* _Task_:
Below is a set of records; print all of them exactly as written.

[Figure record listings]
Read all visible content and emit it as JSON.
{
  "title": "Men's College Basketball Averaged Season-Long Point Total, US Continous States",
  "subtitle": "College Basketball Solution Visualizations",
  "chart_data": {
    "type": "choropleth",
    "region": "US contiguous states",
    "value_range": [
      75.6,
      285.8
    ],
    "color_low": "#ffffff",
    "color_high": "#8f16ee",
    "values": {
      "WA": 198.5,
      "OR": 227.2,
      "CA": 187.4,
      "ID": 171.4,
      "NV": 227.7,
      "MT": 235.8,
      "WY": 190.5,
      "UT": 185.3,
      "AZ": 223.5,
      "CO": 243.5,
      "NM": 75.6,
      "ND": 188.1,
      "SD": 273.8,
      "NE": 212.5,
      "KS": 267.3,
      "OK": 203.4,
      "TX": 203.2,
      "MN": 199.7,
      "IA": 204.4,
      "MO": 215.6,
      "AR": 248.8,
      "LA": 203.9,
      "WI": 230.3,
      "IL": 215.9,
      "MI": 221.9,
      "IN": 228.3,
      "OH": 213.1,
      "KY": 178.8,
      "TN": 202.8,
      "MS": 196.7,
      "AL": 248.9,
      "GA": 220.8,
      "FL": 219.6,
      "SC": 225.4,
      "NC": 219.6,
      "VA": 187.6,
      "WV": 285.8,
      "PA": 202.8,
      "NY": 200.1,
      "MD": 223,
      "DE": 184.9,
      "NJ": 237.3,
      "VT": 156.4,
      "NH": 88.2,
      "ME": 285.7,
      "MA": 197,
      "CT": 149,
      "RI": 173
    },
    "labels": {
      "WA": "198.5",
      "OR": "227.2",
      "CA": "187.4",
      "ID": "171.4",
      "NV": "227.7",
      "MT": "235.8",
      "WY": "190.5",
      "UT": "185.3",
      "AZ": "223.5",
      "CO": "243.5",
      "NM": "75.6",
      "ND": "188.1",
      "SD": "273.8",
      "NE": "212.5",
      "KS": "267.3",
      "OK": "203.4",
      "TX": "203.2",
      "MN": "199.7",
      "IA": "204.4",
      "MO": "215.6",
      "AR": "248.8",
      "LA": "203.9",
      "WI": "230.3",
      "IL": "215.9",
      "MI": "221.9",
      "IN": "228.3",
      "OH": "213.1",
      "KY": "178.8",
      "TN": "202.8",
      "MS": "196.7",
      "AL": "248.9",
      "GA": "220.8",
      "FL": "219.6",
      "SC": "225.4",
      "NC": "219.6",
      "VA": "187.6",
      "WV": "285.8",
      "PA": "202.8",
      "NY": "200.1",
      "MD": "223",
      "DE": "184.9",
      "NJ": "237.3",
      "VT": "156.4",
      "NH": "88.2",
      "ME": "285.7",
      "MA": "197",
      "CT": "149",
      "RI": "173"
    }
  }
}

* _Written response_:
Read all visible content and emit it as JSON.
{
  "title": "Men's College Basketball Averaged Season-Long Point Total, US Continous States",
  "subtitle": "College Basketball Solution Visualizations",
  "chart_data": {
    "type": "choropleth",
    "region": "US contiguous states",
    "value_range": [
      75.6,
      285.8
    ],
    "color_low": "#ffffff",
    "color_high": "#8f16ee",
    "values": {
      "WA": 198.5,
      "OR": 227.2,
      "CA": 187.4,
      "ID": 171.4,
      "NV": 227.7,
      "MT": 235.8,
      "WY": 190.5,
      "UT": 185.3,
      "AZ": 223.5,
      "CO": 243.5,
      "NM": 75.6,
      "ND": 188.1,
      "SD": 273.8,
      "NE": 212.5,
      "KS": 267.3,
      "OK": 203.4,
      "TX": 203.2,
      "MN": 199.7,
      "IA": 204.4,
      "MO": 215.6,
      "AR": 248.8,
      "LA": 203.9,
      "WI": 230.3,
      "IL": 215.9,
      "MI": 221.9,
      "IN": 228.3,
      "OH": 213.1,
      "KY": 178.8,
      "TN": 202.8,
      "MS": 196.7,
      "AL": 248.9,
      "GA": 220.8,
      "FL": 219.6,
      "SC": 225.4,
      "NC": 219.6,
      "VA": 187.6,
      "WV": 285.8,
      "PA": 202.8,
      "NY": 200.1,
      "MD": 223,
      "DE": 184.9,
      "NJ": 237.3,
      "VT": 156.4,
      "NH": 88.2,
      "ME": 285.7,
      "MA": 197,
      "CT": 149,
      "RI": 173
    },
    "labels": {
      "WA": "198.5",
      "OR": "227.2",
      "CA": "187.4",
      "ID": "171.4",
      "NV": "227.7",
      "MT": "235.8",
      "WY": "190.5",
      "UT": "185.3",
      "AZ": "223.5",
      "CO": "243.5",
      "NM": "75.6",
      "ND": "188.1",
      "SD": "273.8",
      "NE": "212.5",
      "KS": "267.3",
      "OK": "203.4",
      "TX": "203.2",
      "MN": "199.7",
      "IA": "204.4",
      "MO": "215.6",
      "AR": "248.8",
      "LA": "203.9",
      "WI": "230.3",
      "IL": "215.9",
      "MI": "221.9",
      "IN": "228.3",
      "OH": "213.1",
      "KY": "178.8",
      "TN": "202.8",
      "MS": "196.7",
      "AL": "248.9",
      "GA": "220.8",
      "FL": "219.6",
      "SC": "225.4",
      "NC": "219.6",
      "VA": "187.6",
      "WV": "285.8",
      "PA": "202.8",
      "NY": "200.1",
      "MD": "223",
      "DE": "184.9",
      "NJ": "237.3",
      "VT": "156.4",
      "NH": "88.2",
      "ME": "285.7",
      "MA": "197",
      "CT": "149",
      "RI": "173"
    }
  }
}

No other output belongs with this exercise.